Trecho.
****************************************

Contos de Nevèrÿon, de Samuel R. Delany: um mosaico fantástico sobre linguagem, poder e transformação
Publicado originalmente em 1979, Contos de Nevèrÿon (Tales of Nevèrÿon) é uma das obras mais instigantes de Samuel R. Delany — um romance em forma de mosaico que mistura elementos de espada e feitiçaria com discussões profundas sobre economia, linguagem, identidade e poder. Embora situado em um mundo fictício com selvas, dragões e imperatrizes infantis, este não é um livro de fantasia convencional. É deliberadamente subversivo e exige do leitor atenção, paciência e uma mente aberta.
Uma fantasia fora do eixo
Delany escreveu Contos de Nevèrÿon no auge do primeiro “boom” comercial da fantasia — aquele que começou após o sucesso editorial de O Senhor dos Anéis e foi intensificado por títulos como A Espada de Shannara, de Terry Brooks. Mas, enquanto o mercado se enchia de heróis arquetípicos e trilogias épicas, Delany tomava um caminho oposto: criava uma fantasia sem magia, sem destino manifesto e sem a metafísica que costuma caracterizar o gênero. O que resta é a “sensação” de fantasia — não nas estruturas clássicas, mas nos símbolos, nos contrastes culturais e nos espaços imaginados.
A ambientação evoca mais Howard e Leiber do que Tolkien. Há bárbaros e civilizados, mercados caóticos, coleiras de escravos e um mundo em transição — não da Idade das Trevas para uma era heróica, mas de uma economia de escambo para uma economia monetária. Embora essa premissa pareça datada à luz de estudos mais recentes como Dívida, de David Graeber, Delany a usa como lente para examinar como relações sociais, sexuais e políticas se reconfiguram em tempos de mudança estrutural.

****************************************

Dados fornecidos.
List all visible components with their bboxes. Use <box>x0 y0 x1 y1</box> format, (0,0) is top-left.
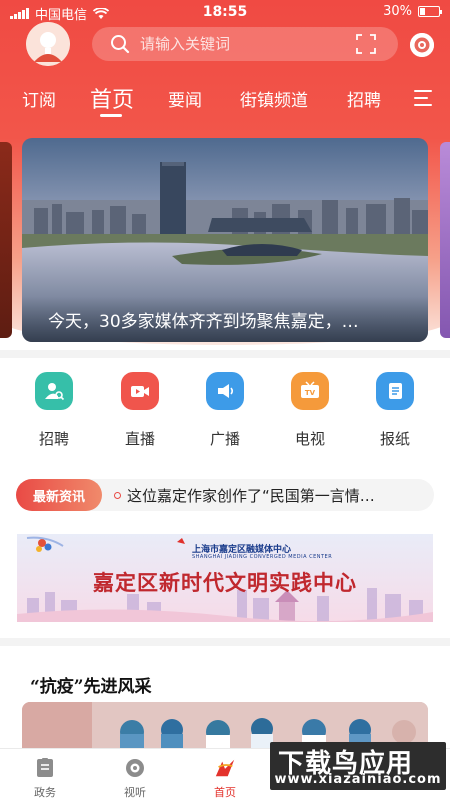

****************************************

Exercício proposto 1.
Responda com base no trecho sobre Contos de Nevèrÿon:
(a) Em que ano o livro foi publicado originalmente?
(b) Que título de Terry Brooks é citado?
(c) Qual livro de David Graeber é mencionado?
Exercício proposto 2.
Atualize o trecho sobre Contos de Nevèrÿon de "A ambientação evoca" até "de mudança estrutural.", pondo "troca direta" no lugar de "escambo".

Resolução do exercício 1.
(a) Em 1979.
(b) A Espada de Shannara.
(c) Dívida.

Resolução do exercício 2.
A ambientação evoca mais Howard e Leiber do que Tolkien. Há bárbaros e civilizados, mercados caóticos, coleiras de escravos e um mundo em transição — não da Idade das Trevas para uma era heróica, mas de uma economia de troca direta para uma economia monetária. Embora essa premissa pareça datada à luz de estudos mais recentes como Dívida, de David Graeber, Delany a usa como lente para examinar como relações sociais, sexuais e políticas se reconfiguram em tempos de mudança estrutural.